Quote the listing below in its entirety, omitting every image.

━━━━

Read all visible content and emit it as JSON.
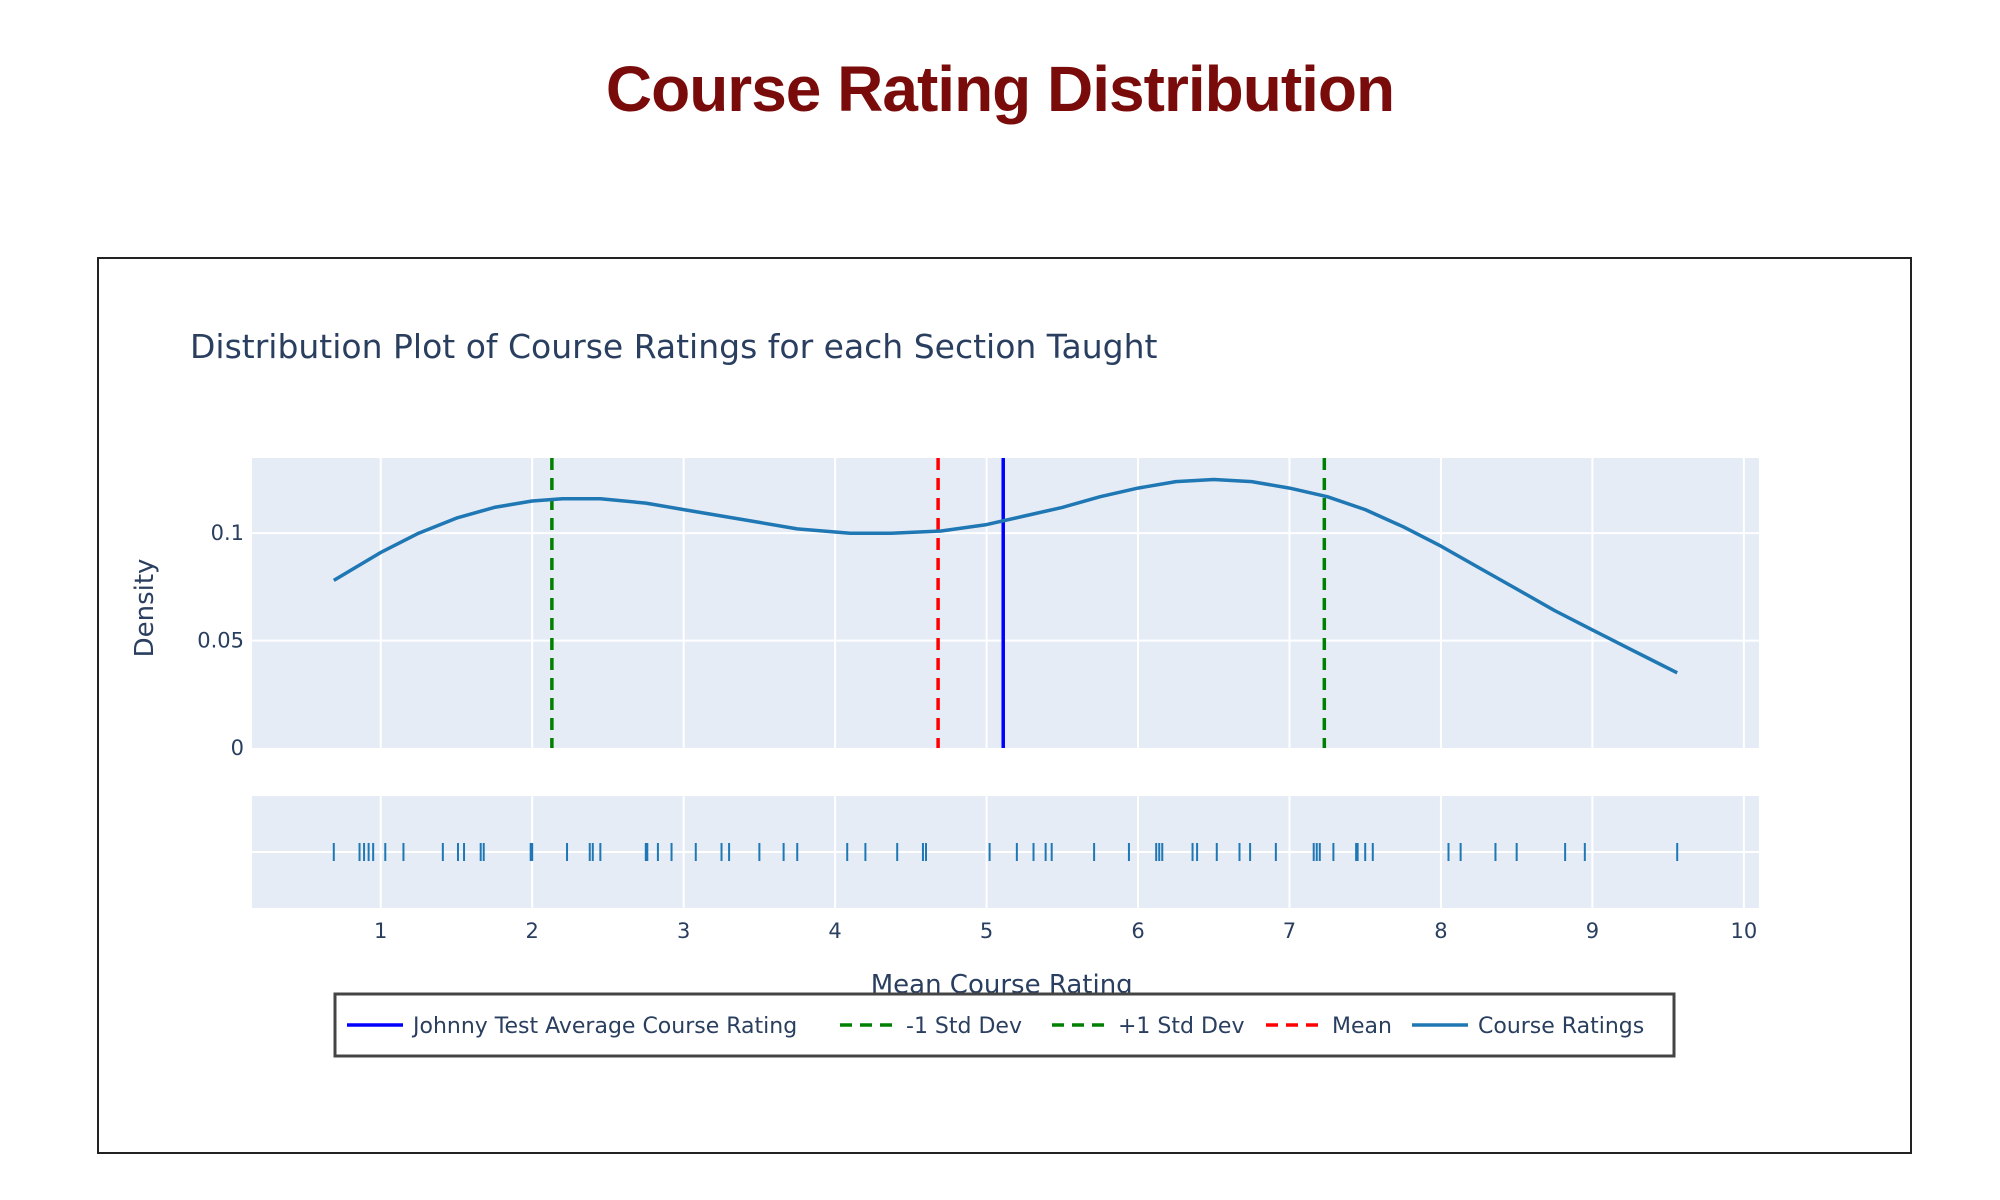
{
  "page_title": "Course Rating Distribution",
  "chart_data": {
    "type": "line",
    "title": "Distribution Plot of Course Ratings for each Section Taught",
    "xlabel": "Mean Course Rating",
    "ylabel": "Density",
    "xlim": [
      0.15,
      10.1
    ],
    "ylim": [
      0,
      0.135
    ],
    "xticks": [
      1,
      2,
      3,
      4,
      5,
      6,
      7,
      8,
      9,
      10
    ],
    "yticks": [
      {
        "value": 0,
        "label": "0"
      },
      {
        "value": 0.05,
        "label": "0.05"
      },
      {
        "value": 0.1,
        "label": "0.1"
      }
    ],
    "grid": true,
    "colors": {
      "title": "#7a0b0b",
      "plot_bg": "#e5ecf6",
      "grid": "#ffffff",
      "axis_text": "#2a3f5f",
      "kde": "#1f77b4",
      "johnny": "#0000ff",
      "std": "#008000",
      "mean": "#ff0000"
    },
    "series": [
      {
        "name": "Course Ratings",
        "color": "#1f77b4",
        "x": [
          0.69,
          1.0,
          1.25,
          1.5,
          1.75,
          2.0,
          2.2,
          2.45,
          2.75,
          3.0,
          3.25,
          3.5,
          3.75,
          4.1,
          4.37,
          4.7,
          5.0,
          5.25,
          5.5,
          5.75,
          6.0,
          6.25,
          6.5,
          6.75,
          7.0,
          7.25,
          7.5,
          7.75,
          8.0,
          8.25,
          8.5,
          8.75,
          9.0,
          9.25,
          9.56
        ],
        "y": [
          0.078,
          0.091,
          0.1,
          0.107,
          0.112,
          0.115,
          0.116,
          0.116,
          0.114,
          0.111,
          0.108,
          0.105,
          0.102,
          0.1,
          0.1,
          0.101,
          0.104,
          0.108,
          0.112,
          0.117,
          0.121,
          0.124,
          0.125,
          0.124,
          0.121,
          0.117,
          0.111,
          0.103,
          0.094,
          0.084,
          0.074,
          0.064,
          0.055,
          0.046,
          0.035
        ]
      }
    ],
    "vlines": [
      {
        "name": "Johnny Test Average Course Rating",
        "x": 5.11,
        "color": "#0000ff",
        "dash": "solid"
      },
      {
        "name": "-1 Std Dev",
        "x": 2.13,
        "color": "#008000",
        "dash": "dash"
      },
      {
        "name": "+1 Std Dev",
        "x": 7.23,
        "color": "#008000",
        "dash": "dash"
      },
      {
        "name": "Mean",
        "x": 4.68,
        "color": "#ff0000",
        "dash": "dash"
      }
    ],
    "rug": [
      0.69,
      0.86,
      0.89,
      0.92,
      0.95,
      1.03,
      1.15,
      1.41,
      1.51,
      1.55,
      1.66,
      1.68,
      1.99,
      2.0,
      2.23,
      2.38,
      2.4,
      2.45,
      2.75,
      2.76,
      2.83,
      2.92,
      3.08,
      3.25,
      3.3,
      3.5,
      3.66,
      3.75,
      4.08,
      4.2,
      4.41,
      4.58,
      4.6,
      5.02,
      5.2,
      5.31,
      5.39,
      5.43,
      5.71,
      5.94,
      6.12,
      6.14,
      6.16,
      6.36,
      6.39,
      6.52,
      6.67,
      6.74,
      6.91,
      7.16,
      7.18,
      7.2,
      7.29,
      7.44,
      7.45,
      7.5,
      7.55,
      8.05,
      8.13,
      8.36,
      8.5,
      8.82,
      8.95,
      9.56
    ],
    "legend": {
      "position": "bottom-center",
      "items": [
        {
          "label": "Johnny Test Average Course Rating",
          "color": "#0000ff",
          "dash": "solid"
        },
        {
          "label": "-1 Std Dev",
          "color": "#008000",
          "dash": "dash"
        },
        {
          "label": "+1 Std Dev",
          "color": "#008000",
          "dash": "dash"
        },
        {
          "label": "Mean",
          "color": "#ff0000",
          "dash": "dash"
        },
        {
          "label": "Course Ratings",
          "color": "#1f77b4",
          "dash": "solid"
        }
      ]
    }
  }
}
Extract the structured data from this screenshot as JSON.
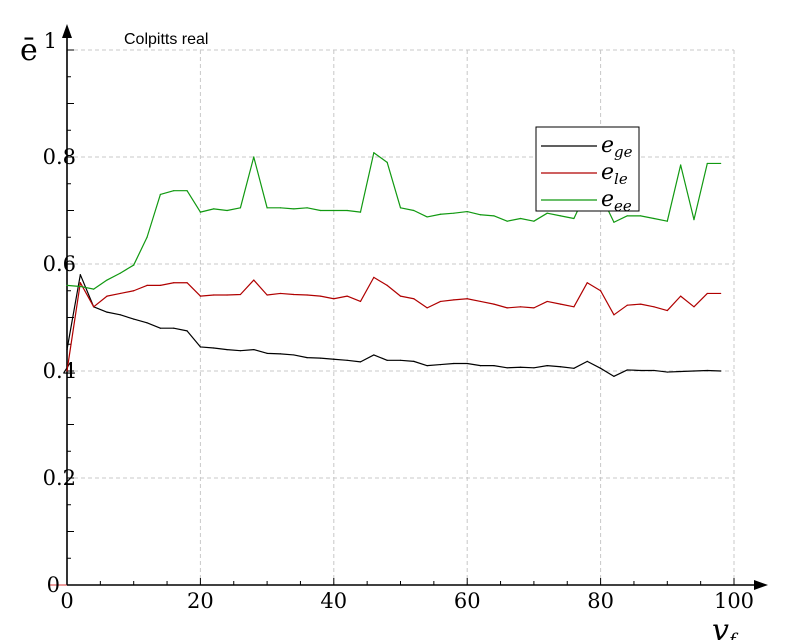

━━━━

## TASK RESULT
Read all visible content and emit it as JSON.
{
  "page_title": "Course Rating Distribution",
  "chart_data": {
    "type": "line",
    "title": "Distribution Plot of Course Ratings for each Section Taught",
    "xlabel": "Mean Course Rating",
    "ylabel": "Density",
    "xlim": [
      0.15,
      10.1
    ],
    "ylim": [
      0,
      0.135
    ],
    "xticks": [
      1,
      2,
      3,
      4,
      5,
      6,
      7,
      8,
      9,
      10
    ],
    "yticks": [
      {
        "value": 0,
        "label": "0"
      },
      {
        "value": 0.05,
        "label": "0.05"
      },
      {
        "value": 0.1,
        "label": "0.1"
      }
    ],
    "grid": true,
    "colors": {
      "title": "#7a0b0b",
      "plot_bg": "#e5ecf6",
      "grid": "#ffffff",
      "axis_text": "#2a3f5f",
      "kde": "#1f77b4",
      "johnny": "#0000ff",
      "std": "#008000",
      "mean": "#ff0000"
    },
    "series": [
      {
        "name": "Course Ratings",
        "color": "#1f77b4",
        "x": [
          0.69,
          1.0,
          1.25,
          1.5,
          1.75,
          2.0,
          2.2,
          2.45,
          2.75,
          3.0,
          3.25,
          3.5,
          3.75,
          4.1,
          4.37,
          4.7,
          5.0,
          5.25,
          5.5,
          5.75,
          6.0,
          6.25,
          6.5,
          6.75,
          7.0,
          7.25,
          7.5,
          7.75,
          8.0,
          8.25,
          8.5,
          8.75,
          9.0,
          9.25,
          9.56
        ],
        "y": [
          0.078,
          0.091,
          0.1,
          0.107,
          0.112,
          0.115,
          0.116,
          0.116,
          0.114,
          0.111,
          0.108,
          0.105,
          0.102,
          0.1,
          0.1,
          0.101,
          0.104,
          0.108,
          0.112,
          0.117,
          0.121,
          0.124,
          0.125,
          0.124,
          0.121,
          0.117,
          0.111,
          0.103,
          0.094,
          0.084,
          0.074,
          0.064,
          0.055,
          0.046,
          0.035
        ]
      }
    ],
    "vlines": [
      {
        "name": "Johnny Test Average Course Rating",
        "x": 5.11,
        "color": "#0000ff",
        "dash": "solid"
      },
      {
        "name": "-1 Std Dev",
        "x": 2.13,
        "color": "#008000",
        "dash": "dash"
      },
      {
        "name": "+1 Std Dev",
        "x": 7.23,
        "color": "#008000",
        "dash": "dash"
      },
      {
        "name": "Mean",
        "x": 4.68,
        "color": "#ff0000",
        "dash": "dash"
      }
    ],
    "rug": [
      0.69,
      0.86,
      0.89,
      0.92,
      0.95,
      1.03,
      1.15,
      1.41,
      1.51,
      1.55,
      1.66,
      1.68,
      1.99,
      2.0,
      2.23,
      2.38,
      2.4,
      2.45,
      2.75,
      2.76,
      2.83,
      2.92,
      3.08,
      3.25,
      3.3,
      3.5,
      3.66,
      3.75,
      4.08,
      4.2,
      4.41,
      4.58,
      4.6,
      5.02,
      5.2,
      5.31,
      5.39,
      5.43,
      5.71,
      5.94,
      6.12,
      6.14,
      6.16,
      6.36,
      6.39,
      6.52,
      6.67,
      6.74,
      6.91,
      7.16,
      7.18,
      7.2,
      7.29,
      7.44,
      7.45,
      7.5,
      7.55,
      8.05,
      8.13,
      8.36,
      8.5,
      8.82,
      8.95,
      9.56
    ],
    "legend": {
      "position": "bottom-center",
      "items": [
        {
          "label": "Johnny Test Average Course Rating",
          "color": "#0000ff",
          "dash": "solid"
        },
        {
          "label": "-1 Std Dev",
          "color": "#008000",
          "dash": "dash"
        },
        {
          "label": "+1 Std Dev",
          "color": "#008000",
          "dash": "dash"
        },
        {
          "label": "Mean",
          "color": "#ff0000",
          "dash": "dash"
        },
        {
          "label": "Course Ratings",
          "color": "#1f77b4",
          "dash": "solid"
        }
      ]
    }
  }
}
Extract the structured data from this screenshot as JSON.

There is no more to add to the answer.